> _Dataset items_
------------------------------------------------------------------------

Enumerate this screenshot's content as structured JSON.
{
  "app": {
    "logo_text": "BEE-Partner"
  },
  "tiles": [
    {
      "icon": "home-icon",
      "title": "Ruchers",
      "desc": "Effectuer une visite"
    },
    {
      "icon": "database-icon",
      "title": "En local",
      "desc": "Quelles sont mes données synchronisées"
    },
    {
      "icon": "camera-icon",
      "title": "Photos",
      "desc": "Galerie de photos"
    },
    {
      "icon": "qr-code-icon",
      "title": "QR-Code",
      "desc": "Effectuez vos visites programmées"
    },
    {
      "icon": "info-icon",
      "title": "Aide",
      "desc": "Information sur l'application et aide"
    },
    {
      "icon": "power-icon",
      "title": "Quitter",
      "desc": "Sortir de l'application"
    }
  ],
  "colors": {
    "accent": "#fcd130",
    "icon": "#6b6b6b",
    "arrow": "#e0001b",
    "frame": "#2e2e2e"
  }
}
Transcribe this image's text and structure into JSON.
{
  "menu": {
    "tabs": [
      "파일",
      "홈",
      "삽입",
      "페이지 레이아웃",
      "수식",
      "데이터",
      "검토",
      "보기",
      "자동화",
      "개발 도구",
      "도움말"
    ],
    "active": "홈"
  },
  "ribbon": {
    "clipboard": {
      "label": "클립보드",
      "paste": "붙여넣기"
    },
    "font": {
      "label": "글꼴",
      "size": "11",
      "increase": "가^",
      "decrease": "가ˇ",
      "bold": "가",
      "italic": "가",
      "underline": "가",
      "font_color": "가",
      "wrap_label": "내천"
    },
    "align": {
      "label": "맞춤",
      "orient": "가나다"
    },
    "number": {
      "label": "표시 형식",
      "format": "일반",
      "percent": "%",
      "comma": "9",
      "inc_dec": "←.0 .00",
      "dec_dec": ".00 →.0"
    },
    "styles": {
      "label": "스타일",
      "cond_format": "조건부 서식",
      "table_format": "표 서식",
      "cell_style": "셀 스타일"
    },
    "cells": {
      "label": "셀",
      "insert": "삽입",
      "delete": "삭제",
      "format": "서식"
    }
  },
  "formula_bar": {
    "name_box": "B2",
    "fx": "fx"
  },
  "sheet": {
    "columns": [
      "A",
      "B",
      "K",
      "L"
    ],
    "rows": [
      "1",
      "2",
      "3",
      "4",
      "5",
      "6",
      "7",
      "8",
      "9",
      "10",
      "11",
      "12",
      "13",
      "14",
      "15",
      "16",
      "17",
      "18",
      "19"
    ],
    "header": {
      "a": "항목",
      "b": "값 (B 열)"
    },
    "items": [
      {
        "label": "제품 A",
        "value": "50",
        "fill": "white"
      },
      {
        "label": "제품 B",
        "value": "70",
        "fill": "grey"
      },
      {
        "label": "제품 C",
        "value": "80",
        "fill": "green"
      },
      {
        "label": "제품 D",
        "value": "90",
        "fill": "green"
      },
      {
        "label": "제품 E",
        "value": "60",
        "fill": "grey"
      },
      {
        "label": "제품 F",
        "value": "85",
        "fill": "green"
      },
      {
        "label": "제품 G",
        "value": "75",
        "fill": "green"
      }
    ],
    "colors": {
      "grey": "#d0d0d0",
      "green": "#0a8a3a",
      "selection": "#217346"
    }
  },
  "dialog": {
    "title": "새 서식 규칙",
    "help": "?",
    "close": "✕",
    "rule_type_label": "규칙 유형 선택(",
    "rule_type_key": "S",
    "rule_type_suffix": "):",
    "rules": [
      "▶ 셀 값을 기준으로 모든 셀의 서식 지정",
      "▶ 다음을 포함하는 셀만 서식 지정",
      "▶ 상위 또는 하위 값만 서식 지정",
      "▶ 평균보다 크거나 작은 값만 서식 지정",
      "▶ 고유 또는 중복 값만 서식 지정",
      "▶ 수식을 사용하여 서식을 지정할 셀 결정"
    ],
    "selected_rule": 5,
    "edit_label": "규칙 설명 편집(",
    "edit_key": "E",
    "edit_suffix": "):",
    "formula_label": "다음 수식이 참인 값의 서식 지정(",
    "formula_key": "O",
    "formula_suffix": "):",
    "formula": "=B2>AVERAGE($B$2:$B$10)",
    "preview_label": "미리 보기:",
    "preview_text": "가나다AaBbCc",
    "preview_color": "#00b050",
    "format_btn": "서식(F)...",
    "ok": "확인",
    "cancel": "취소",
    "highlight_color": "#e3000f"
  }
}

------------------------------------------------------------------------

> _WHAT IS BEING ASKED_
Return each line among the entries that holds the word "desc".

> _WORKED ANSWER_
      "desc": "Effectuer une visite"
      "desc": "Quelles sont mes données synchronisées"
      "desc": "Galerie de photos"
      "desc": "Effectuez vos visites programmées"
      "desc": "Information sur l'application et aide"
      "desc": "Sortir de l'application"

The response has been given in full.